**What you have to do:**
Images are excluded; otherwise, output every record exactly.

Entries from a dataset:
•••
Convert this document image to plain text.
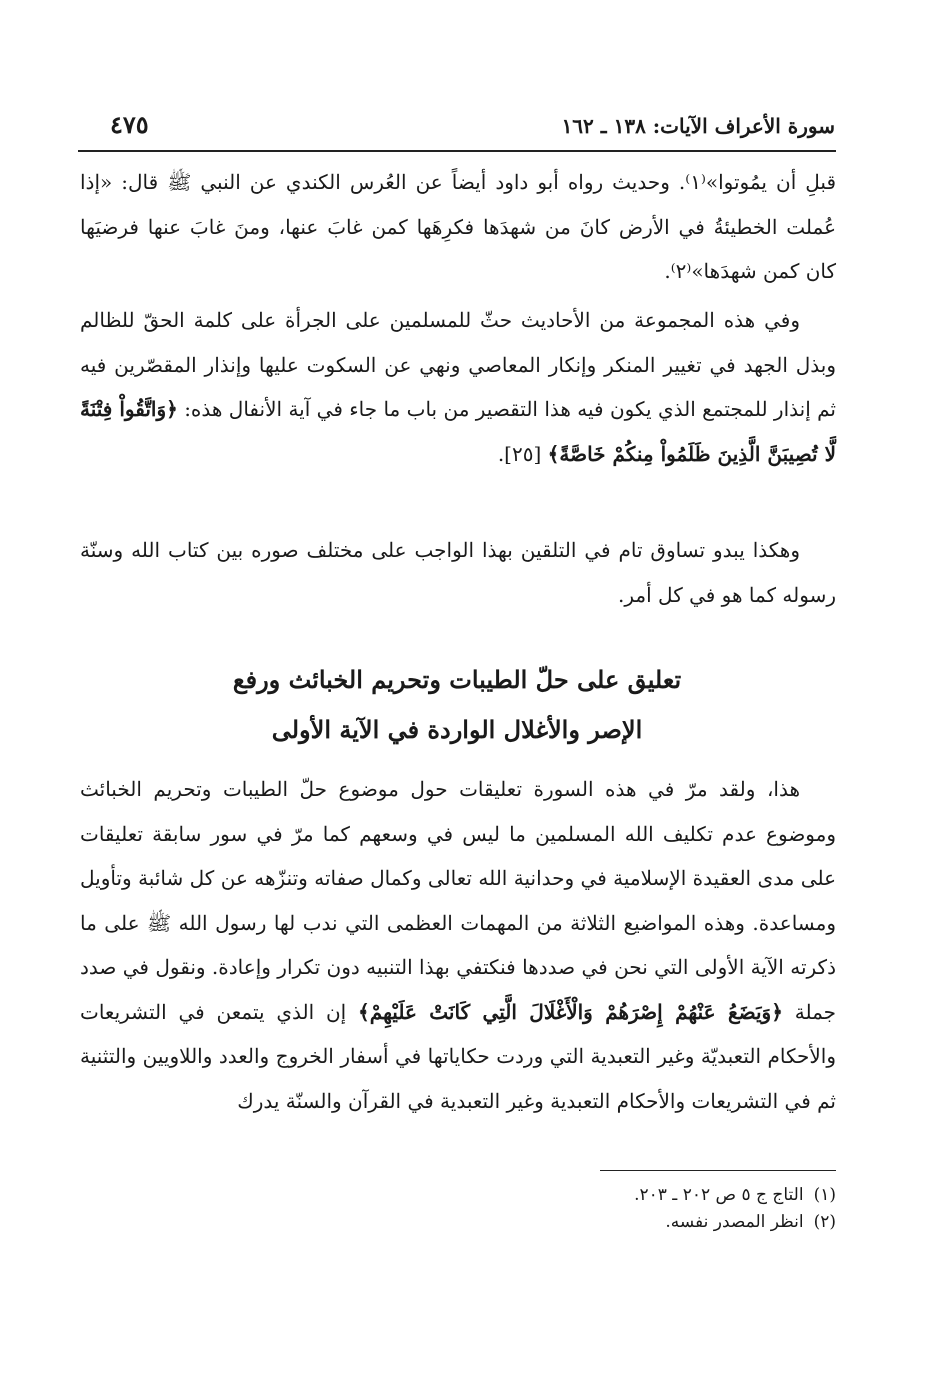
سورة الأعراف الآيات: ١٣٨ ـ ١٦٢
٤٧٥

قبلِ أن يمُوتوا»⁽١⁾. وحديث رواه أبو داود أيضاً عن العُرس الكندي عن النبي ﷺ قال: «إذا عُملت الخطيئةُ في الأرض كانَ من شهدَها فكرِهَها كمن غابَ عنها، ومنَ غابَ عنها فرضيَها كان كمن شهدَها»⁽٢⁾.

وفي هذه المجموعة من الأحاديث حثّ للمسلمين على الجرأة على كلمة الحقّ للظالم وبذل الجهد في تغيير المنكر وإنكار المعاصي ونهي عن السكوت عليها وإنذار المقصّرين فيه ثم إنذار للمجتمع الذي يكون فيه هذا التقصير من باب ما جاء في آية الأنفال هذه: ﴿وَاتَّقُواْ فِتْنَةً لَّا تُصِيبَنَّ الَّذِينَ ظَلَمُواْ مِنكُمْ خَاصَّةً﴾ [٢٥].

وهكذا يبدو تساوق تام في التلقين بهذا الواجب على مختلف صوره بين كتاب الله وسنّة رسوله كما هو في كل أمر.

تعليق على حلّ الطيبات وتحريم الخبائث ورفع
الإصر والأغلال الواردة في الآية الأولى

هذا، ولقد مرّ في هذه السورة تعليقات حول موضوع حلّ الطيبات وتحريم الخبائث وموضوع عدم تكليف الله المسلمين ما ليس في وسعهم كما مرّ في سور سابقة تعليقات على مدى العقيدة الإسلامية في وحدانية الله تعالى وكمال صفاته وتنزّهه عن كل شائبة وتأويل ومساعدة. وهذه المواضيع الثلاثة من المهمات العظمى التي ندب لها رسول الله ﷺ على ما ذكرته الآية الأولى التي نحن في صددها فنكتفي بهذا التنبيه دون تكرار وإعادة. ونقول في صدد جملة ﴿وَيَضَعُ عَنْهُمْ إِصْرَهُمْ وَالْأَغْلَالَ الَّتِي كَانَتْ عَلَيْهِمْ﴾ إن الذي يتمعن في التشريعات والأحكام التعبديّة وغير التعبدية التي وردت حكاياتها في أسفار الخروج والعدد واللاويين والتثنية ثم في التشريعات والأحكام التعبدية وغير التعبدية في القرآن والسنّة يدرك

(١)التاج ج ٥ ص ٢٠٢ ـ ٢٠٣.
(٢)انظر المصدر نفسه.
•••
**Reply to the task:**
Convert this document image to plain text.
سورة الأعراف الآيات: ١٣٨ ـ ١٦٢
٤٧٥

قبلِ أن يمُوتوا»⁽١⁾. وحديث رواه أبو داود أيضاً عن العُرس الكندي عن النبي ﷺ قال: «إذا عُملت الخطيئةُ في الأرض كانَ من شهدَها فكرِهَها كمن غابَ عنها، ومنَ غابَ عنها فرضيَها كان كمن شهدَها»⁽٢⁾.

وفي هذه المجموعة من الأحاديث حثّ للمسلمين على الجرأة على كلمة الحقّ للظالم وبذل الجهد في تغيير المنكر وإنكار المعاصي ونهي عن السكوت عليها وإنذار المقصّرين فيه ثم إنذار للمجتمع الذي يكون فيه هذا التقصير من باب ما جاء في آية الأنفال هذه: ﴿وَاتَّقُواْ فِتْنَةً لَّا تُصِيبَنَّ الَّذِينَ ظَلَمُواْ مِنكُمْ خَاصَّةً﴾ [٢٥].

وهكذا يبدو تساوق تام في التلقين بهذا الواجب على مختلف صوره بين كتاب الله وسنّة رسوله كما هو في كل أمر.

تعليق على حلّ الطيبات وتحريم الخبائث ورفع
الإصر والأغلال الواردة في الآية الأولى

هذا، ولقد مرّ في هذه السورة تعليقات حول موضوع حلّ الطيبات وتحريم الخبائث وموضوع عدم تكليف الله المسلمين ما ليس في وسعهم كما مرّ في سور سابقة تعليقات على مدى العقيدة الإسلامية في وحدانية الله تعالى وكمال صفاته وتنزّهه عن كل شائبة وتأويل ومساعدة. وهذه المواضيع الثلاثة من المهمات العظمى التي ندب لها رسول الله ﷺ على ما ذكرته الآية الأولى التي نحن في صددها فنكتفي بهذا التنبيه دون تكرار وإعادة. ونقول في صدد جملة ﴿وَيَضَعُ عَنْهُمْ إِصْرَهُمْ وَالْأَغْلَالَ الَّتِي كَانَتْ عَلَيْهِمْ﴾ إن الذي يتمعن في التشريعات والأحكام التعبديّة وغير التعبدية التي وردت حكاياتها في أسفار الخروج والعدد واللاويين والتثنية ثم في التشريعات والأحكام التعبدية وغير التعبدية في القرآن والسنّة يدرك

(١)التاج ج ٥ ص ٢٠٢ ـ ٢٠٣.
(٢)انظر المصدر نفسه.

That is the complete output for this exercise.